[Information shown]:
## Begin

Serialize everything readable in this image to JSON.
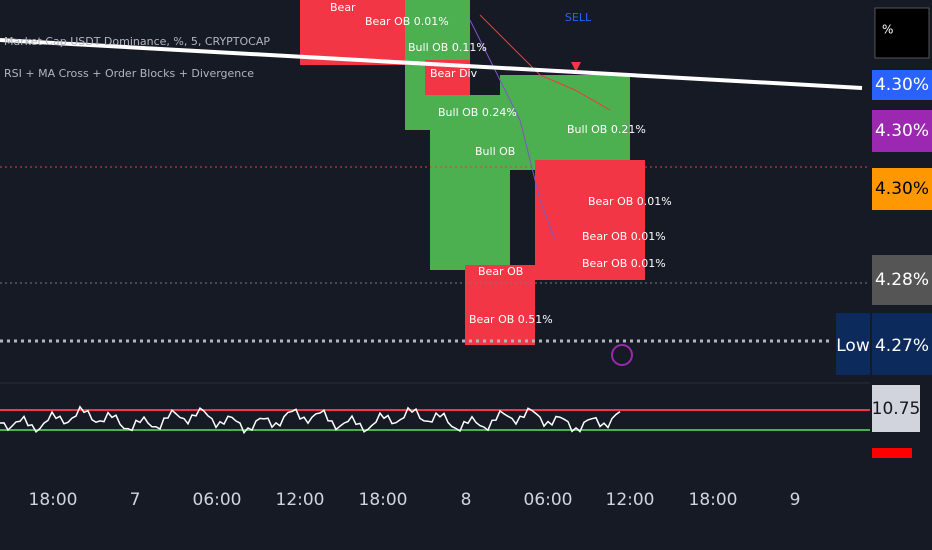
{
  "header": {
    "symbol": "Market Cap USDT Dominance, %, 5, CRYPTOCAP",
    "indicator": "RSI + MA Cross + Order Blocks + Divergence"
  },
  "signal": "SELL",
  "blocks": [
    "Bear",
    "Bear OB 0.01%",
    "Bull OB 0.11%",
    "Bear Div",
    "Bull OB 0.24%",
    "Bull OB 0.21%",
    "Bull OB",
    "Bear OB 0.01%",
    "Bear OB 0.01%",
    "Bear OB 0.01%",
    "Bear OB",
    "Bear OB 0.51%"
  ],
  "price_scale": {
    "unit": "%",
    "labels": [
      "4.30%",
      "4.30%",
      "4.30%",
      "4.28%",
      "4.27%"
    ],
    "low": "Low",
    "rsi": "10.75"
  },
  "time_axis": [
    "18:00",
    "7",
    "06:00",
    "12:00",
    "18:00",
    "8",
    "06:00",
    "12:00",
    "18:00",
    "9"
  ]
}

## End

[To be done]: Exclude the pictures and transcribe all of the entries exactly.

[Exercise output]:
Serialize everything readable in this image to JSON.
{
  "header": {
    "symbol": "Market Cap USDT Dominance, %, 5, CRYPTOCAP",
    "indicator": "RSI + MA Cross + Order Blocks + Divergence"
  },
  "signal": "SELL",
  "blocks": [
    "Bear",
    "Bear OB 0.01%",
    "Bull OB 0.11%",
    "Bear Div",
    "Bull OB 0.24%",
    "Bull OB 0.21%",
    "Bull OB",
    "Bear OB 0.01%",
    "Bear OB 0.01%",
    "Bear OB 0.01%",
    "Bear OB",
    "Bear OB 0.51%"
  ],
  "price_scale": {
    "unit": "%",
    "labels": [
      "4.30%",
      "4.30%",
      "4.30%",
      "4.28%",
      "4.27%"
    ],
    "low": "Low",
    "rsi": "10.75"
  },
  "time_axis": [
    "18:00",
    "7",
    "06:00",
    "12:00",
    "18:00",
    "8",
    "06:00",
    "12:00",
    "18:00",
    "9"
  ]
}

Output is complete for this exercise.